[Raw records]
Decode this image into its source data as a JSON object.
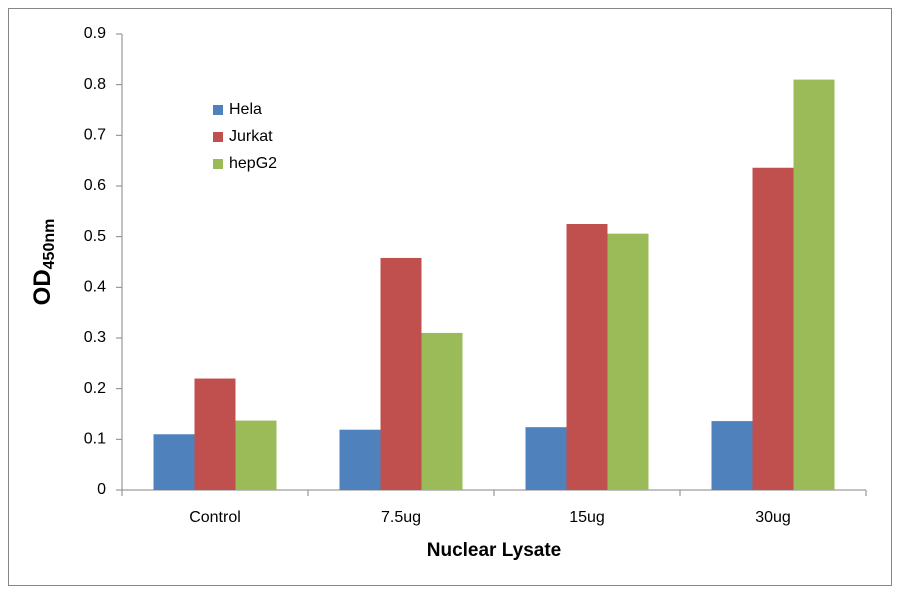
{
  "chart_data": {
    "type": "bar",
    "x_label": "Nuclear Lysate",
    "y_label": "OD",
    "y_label_subscript": "450nm",
    "categories": [
      "Control",
      "7.5ug",
      "15ug",
      "30ug"
    ],
    "series": [
      {
        "name": "Hela",
        "color": "#4f81bd",
        "values": [
          0.11,
          0.119,
          0.124,
          0.136
        ]
      },
      {
        "name": "Jurkat",
        "color": "#c0504d",
        "values": [
          0.22,
          0.458,
          0.525,
          0.636
        ]
      },
      {
        "name": "hepG2",
        "color": "#9bbb59",
        "values": [
          0.137,
          0.31,
          0.506,
          0.81
        ]
      }
    ],
    "ylim": [
      0,
      0.9
    ],
    "yticks": [
      0,
      0.1,
      0.2,
      0.3,
      0.4,
      0.5,
      0.6,
      0.7,
      0.8,
      0.9
    ],
    "grid": false,
    "legend": "upper-left"
  }
}
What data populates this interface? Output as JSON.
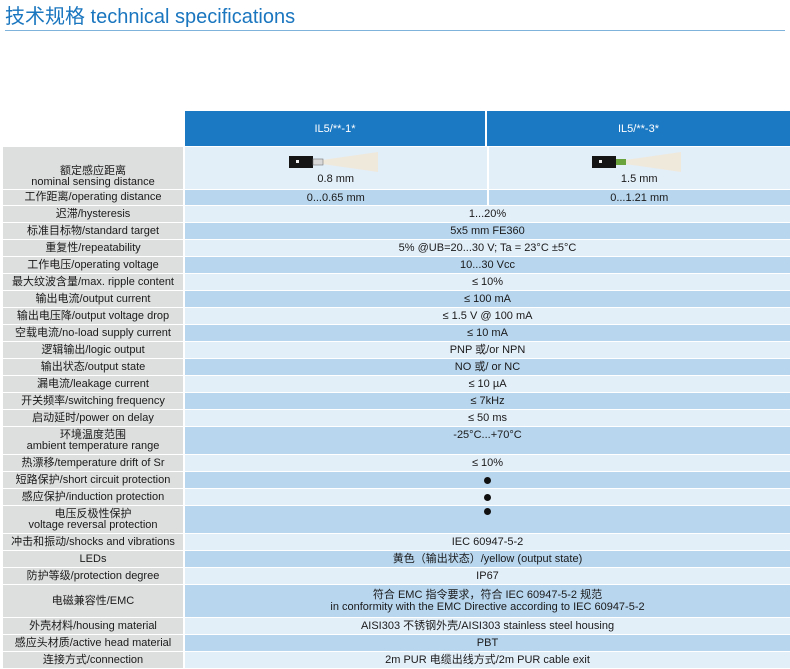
{
  "title": "技术规格 technical specifications",
  "models": [
    "IL5/**-1*",
    "IL5/**-3*"
  ],
  "colors": {
    "header_blue": "#1b79c4",
    "row_blue": "#b8d6ee",
    "row_light": "#e2eef8",
    "label_grey": "#dddede",
    "beam_green": "#6aa33c"
  },
  "nominal": {
    "label_cn": "额定感应距离",
    "label_en": "nominal sensing distance",
    "values": [
      "0.8 mm",
      "1.5 mm"
    ]
  },
  "operating": {
    "label": "工作距离/operating distance",
    "values": [
      "0...0.65 mm",
      "0...1.21 mm"
    ]
  },
  "rows": [
    {
      "label": "迟滞/hysteresis",
      "value": "1...20%"
    },
    {
      "label": "标准目标物/standard target",
      "value": "5x5 mm FE360"
    },
    {
      "label": "重复性/repeatability",
      "value": "5% @UB=20...30 V; Ta = 23°C ±5°C"
    },
    {
      "label": "工作电压/operating voltage",
      "value": "10...30 Vcc"
    },
    {
      "label": "最大纹波含量/max. ripple content",
      "value": "≤ 10%"
    },
    {
      "label": "输出电流/output current",
      "value": "≤ 100 mA"
    },
    {
      "label": "输出电压降/output voltage drop",
      "value": "≤ 1.5 V @ 100 mA"
    },
    {
      "label": "空载电流/no-load supply current",
      "value": "≤ 10 mA"
    },
    {
      "label": "逻辑输出/logic output",
      "value": "PNP 或/or NPN"
    },
    {
      "label": "输出状态/output state",
      "value": "NO 或/ or NC"
    },
    {
      "label": "漏电流/leakage current",
      "value": "≤ 10 µA"
    },
    {
      "label": "开关频率/switching frequency",
      "value": "≤ 7kHz"
    },
    {
      "label": "启动延时/power on delay",
      "value": "≤ 50 ms"
    }
  ],
  "ambient": {
    "label_cn": "环境温度范围",
    "label_en": "ambient temperature range",
    "value": "-25°C...+70°C"
  },
  "drift": {
    "label": "热漂移/temperature drift of Sr",
    "value": "≤ 10%"
  },
  "short": {
    "label": "短路保护/short circuit protection"
  },
  "induction": {
    "label": "感应保护/induction protection"
  },
  "reversal": {
    "label_cn": "电压反极性保护",
    "label_en": "voltage reversal protection"
  },
  "shocks": {
    "label": "冲击和振动/shocks and vibrations",
    "value": "IEC 60947-5-2"
  },
  "leds": {
    "label": "LEDs",
    "value": "黄色（输出状态）/yellow (output state)"
  },
  "protection": {
    "label": "防护等级/protection degree",
    "value": "IP67"
  },
  "emc": {
    "label": "电磁兼容性/EMC",
    "line1": "符合 EMC 指令要求，符合 IEC 60947-5-2 规范",
    "line2": "in conformity with the EMC Directive according to IEC 60947-5-2"
  },
  "housing": {
    "label": "外壳材料/housing material",
    "value": "AISI303 不锈钢外壳/AISI303 stainless steel housing"
  },
  "head": {
    "label": "感应头材质/active head material",
    "value": "PBT"
  },
  "connection": {
    "label": "连接方式/connection",
    "value": "2m PUR 电缆出线方式/2m PUR cable exit"
  }
}
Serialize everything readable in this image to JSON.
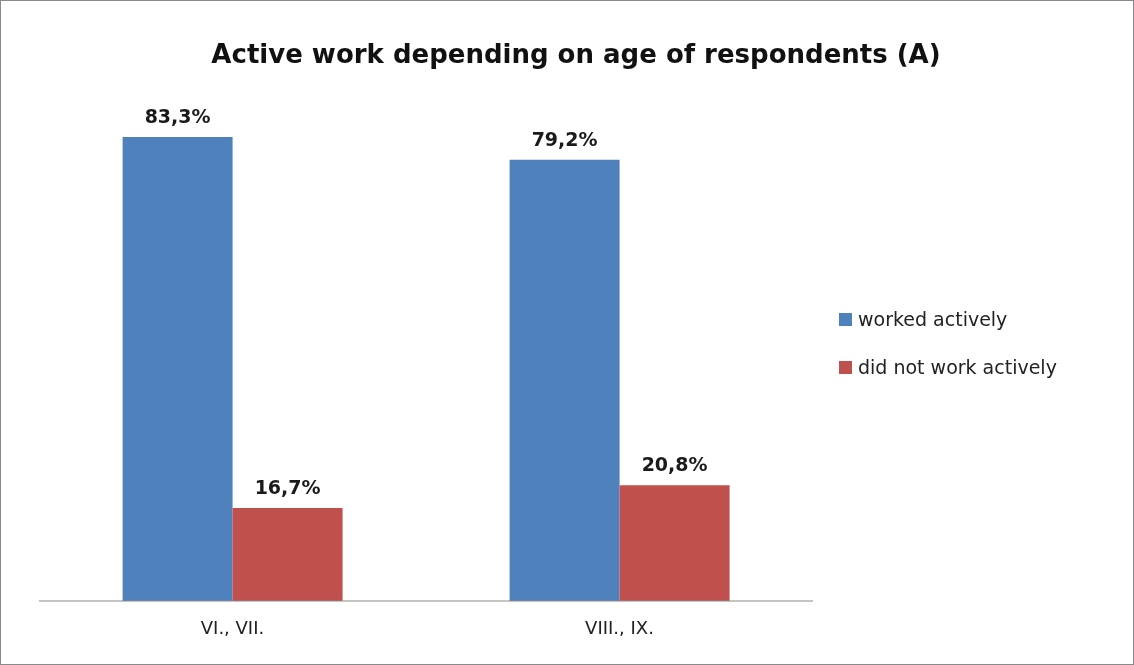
{
  "chart_data": {
    "type": "bar",
    "title": "Active work depending on age of respondents (A)",
    "categories": [
      "VI., VII.",
      "VIII., IX."
    ],
    "legend": "right",
    "series": [
      {
        "name": "worked actively",
        "color": "#4f81bd",
        "values": [
          83.3,
          79.2
        ],
        "value_labels": [
          "83,3%",
          "79,2%"
        ]
      },
      {
        "name": "did not work actively",
        "color": "#c0504d",
        "values": [
          16.7,
          20.8
        ],
        "value_labels": [
          "16,7%",
          "20,8%"
        ]
      }
    ]
  }
}
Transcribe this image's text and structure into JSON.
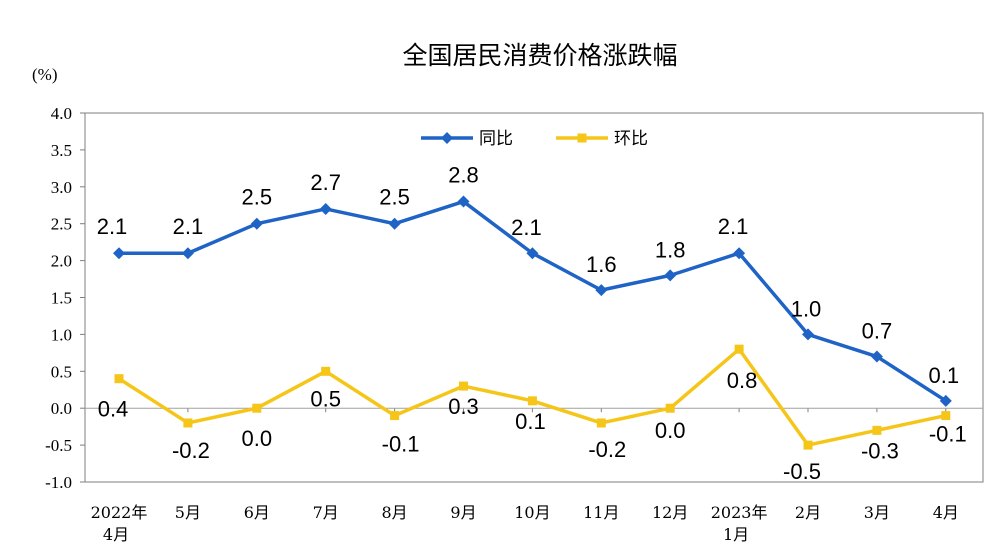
{
  "chart_data": {
    "type": "line",
    "title": "全国居民消费价格涨跌幅",
    "unit_label": "(%)",
    "ylim": [
      -1.0,
      4.0
    ],
    "y_ticks": [
      "4.0",
      "3.5",
      "3.0",
      "2.5",
      "2.0",
      "1.5",
      "1.0",
      "0.5",
      "0.0",
      "-0.5",
      "-1.0"
    ],
    "categories": [
      [
        "2022年",
        "4月"
      ],
      [
        "5月"
      ],
      [
        "6月"
      ],
      [
        "7月"
      ],
      [
        "8月"
      ],
      [
        "9月"
      ],
      [
        "10月"
      ],
      [
        "11月"
      ],
      [
        "12月"
      ],
      [
        "2023年",
        "1月"
      ],
      [
        "2月"
      ],
      [
        "3月"
      ],
      [
        "4月"
      ]
    ],
    "legend_position": "top-center",
    "grid": false,
    "series": [
      {
        "name": "同比",
        "color": "#1F63C6",
        "marker": "diamond",
        "values": [
          2.1,
          2.1,
          2.5,
          2.7,
          2.5,
          2.8,
          2.1,
          1.6,
          1.8,
          2.1,
          1.0,
          0.7,
          0.1
        ],
        "labels": [
          "2.1",
          "2.1",
          "2.5",
          "2.7",
          "2.5",
          "2.8",
          "2.1",
          "1.6",
          "1.8",
          "2.1",
          "1.0",
          "0.7",
          "0.1"
        ]
      },
      {
        "name": "环比",
        "color": "#F5C518",
        "marker": "square",
        "values": [
          0.4,
          -0.2,
          0.0,
          0.5,
          -0.1,
          0.3,
          0.1,
          -0.2,
          0.0,
          0.8,
          -0.5,
          -0.3,
          -0.1
        ],
        "labels": [
          "0.4",
          "-0.2",
          "0.0",
          "0.5",
          "-0.1",
          "0.3",
          "0.1",
          "-0.2",
          "0.0",
          "0.8",
          "-0.5",
          "-0.3",
          "-0.1"
        ]
      }
    ]
  }
}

◆ **Request**:
Omit every picture, and otherwise quote the entries exactly.

◆ **Expected answer**:
Decode this image into its source data as a JSON object.
{
  "chart_data": {
    "type": "bar",
    "x_label": "Nuclear Lysate",
    "y_label": "OD",
    "y_label_subscript": "450nm",
    "categories": [
      "Control",
      "7.5ug",
      "15ug",
      "30ug"
    ],
    "series": [
      {
        "name": "Hela",
        "color": "#4f81bd",
        "values": [
          0.11,
          0.119,
          0.124,
          0.136
        ]
      },
      {
        "name": "Jurkat",
        "color": "#c0504d",
        "values": [
          0.22,
          0.458,
          0.525,
          0.636
        ]
      },
      {
        "name": "hepG2",
        "color": "#9bbb59",
        "values": [
          0.137,
          0.31,
          0.506,
          0.81
        ]
      }
    ],
    "ylim": [
      0,
      0.9
    ],
    "yticks": [
      0,
      0.1,
      0.2,
      0.3,
      0.4,
      0.5,
      0.6,
      0.7,
      0.8,
      0.9
    ],
    "grid": false,
    "legend": "upper-left"
  }
}
What data populates this interface? Output as JSON.
{
  "title": "技术规格 technical specifications",
  "models": [
    "IL5/**-1*",
    "IL5/**-3*"
  ],
  "colors": {
    "header_blue": "#1b79c4",
    "row_blue": "#b8d6ee",
    "row_light": "#e2eef8",
    "label_grey": "#dddede",
    "beam_green": "#6aa33c"
  },
  "nominal": {
    "label_cn": "额定感应距离",
    "label_en": "nominal sensing distance",
    "values": [
      "0.8 mm",
      "1.5 mm"
    ]
  },
  "operating": {
    "label": "工作距离/operating distance",
    "values": [
      "0...0.65 mm",
      "0...1.21 mm"
    ]
  },
  "rows": [
    {
      "label": "迟滞/hysteresis",
      "value": "1...20%"
    },
    {
      "label": "标准目标物/standard target",
      "value": "5x5 mm FE360"
    },
    {
      "label": "重复性/repeatability",
      "value": "5% @UB=20...30 V; Ta = 23°C ±5°C"
    },
    {
      "label": "工作电压/operating voltage",
      "value": "10...30 Vcc"
    },
    {
      "label": "最大纹波含量/max. ripple content",
      "value": "≤ 10%"
    },
    {
      "label": "输出电流/output current",
      "value": "≤ 100 mA"
    },
    {
      "label": "输出电压降/output voltage drop",
      "value": "≤ 1.5 V @ 100 mA"
    },
    {
      "label": "空载电流/no-load supply current",
      "value": "≤ 10 mA"
    },
    {
      "label": "逻辑输出/logic output",
      "value": "PNP 或/or NPN"
    },
    {
      "label": "输出状态/output state",
      "value": "NO 或/ or NC"
    },
    {
      "label": "漏电流/leakage current",
      "value": "≤ 10 µA"
    },
    {
      "label": "开关频率/switching frequency",
      "value": "≤ 7kHz"
    },
    {
      "label": "启动延时/power on delay",
      "value": "≤ 50 ms"
    }
  ],
  "ambient": {
    "label_cn": "环境温度范围",
    "label_en": "ambient temperature range",
    "value": "-25°C...+70°C"
  },
  "drift": {
    "label": "热漂移/temperature drift of Sr",
    "value": "≤ 10%"
  },
  "short": {
    "label": "短路保护/short circuit protection"
  },
  "induction": {
    "label": "感应保护/induction protection"
  },
  "reversal": {
    "label_cn": "电压反极性保护",
    "label_en": "voltage reversal protection"
  },
  "shocks": {
    "label": "冲击和振动/shocks and vibrations",
    "value": "IEC 60947-5-2"
  },
  "leds": {
    "label": "LEDs",
    "value": "黄色（输出状态）/yellow (output state)"
  },
  "protection": {
    "label": "防护等级/protection degree",
    "value": "IP67"
  },
  "emc": {
    "label": "电磁兼容性/EMC",
    "line1": "符合 EMC 指令要求，符合 IEC 60947-5-2 规范",
    "line2": "in conformity with the EMC Directive according to IEC 60947-5-2"
  },
  "housing": {
    "label": "外壳材料/housing material",
    "value": "AISI303 不锈钢外壳/AISI303 stainless steel housing"
  },
  "head": {
    "label": "感应头材质/active head material",
    "value": "PBT"
  },
  "connection": {
    "label": "连接方式/connection",
    "value": "2m PUR 电缆出线方式/2m PUR cable exit"
  }
}
Serialize everything readable in this image to JSON.
{
  "chart_data": {
    "type": "bar",
    "title": "Active work depending on age of respondents (A)",
    "categories": [
      "VI., VII.",
      "VIII., IX."
    ],
    "legend": "right",
    "series": [
      {
        "name": "worked actively",
        "color": "#4f81bd",
        "values": [
          83.3,
          79.2
        ],
        "value_labels": [
          "83,3%",
          "79,2%"
        ]
      },
      {
        "name": "did not work actively",
        "color": "#c0504d",
        "values": [
          16.7,
          20.8
        ],
        "value_labels": [
          "16,7%",
          "20,8%"
        ]
      }
    ]
  }
}
Transcribe this image's text and structure into JSON.
{
  "chart_data": {
    "type": "line",
    "title": "全国居民消费价格涨跌幅",
    "unit_label": "(%)",
    "ylim": [
      -1.0,
      4.0
    ],
    "y_ticks": [
      "4.0",
      "3.5",
      "3.0",
      "2.5",
      "2.0",
      "1.5",
      "1.0",
      "0.5",
      "0.0",
      "-0.5",
      "-1.0"
    ],
    "categories": [
      [
        "2022年",
        "4月"
      ],
      [
        "5月"
      ],
      [
        "6月"
      ],
      [
        "7月"
      ],
      [
        "8月"
      ],
      [
        "9月"
      ],
      [
        "10月"
      ],
      [
        "11月"
      ],
      [
        "12月"
      ],
      [
        "2023年",
        "1月"
      ],
      [
        "2月"
      ],
      [
        "3月"
      ],
      [
        "4月"
      ]
    ],
    "legend_position": "top-center",
    "grid": false,
    "series": [
      {
        "name": "同比",
        "color": "#1F63C6",
        "marker": "diamond",
        "values": [
          2.1,
          2.1,
          2.5,
          2.7,
          2.5,
          2.8,
          2.1,
          1.6,
          1.8,
          2.1,
          1.0,
          0.7,
          0.1
        ],
        "labels": [
          "2.1",
          "2.1",
          "2.5",
          "2.7",
          "2.5",
          "2.8",
          "2.1",
          "1.6",
          "1.8",
          "2.1",
          "1.0",
          "0.7",
          "0.1"
        ]
      },
      {
        "name": "环比",
        "color": "#F5C518",
        "marker": "square",
        "values": [
          0.4,
          -0.2,
          0.0,
          0.5,
          -0.1,
          0.3,
          0.1,
          -0.2,
          0.0,
          0.8,
          -0.5,
          -0.3,
          -0.1
        ],
        "labels": [
          "0.4",
          "-0.2",
          "0.0",
          "0.5",
          "-0.1",
          "0.3",
          "0.1",
          "-0.2",
          "0.0",
          "0.8",
          "-0.5",
          "-0.3",
          "-0.1"
        ]
      }
    ]
  }
}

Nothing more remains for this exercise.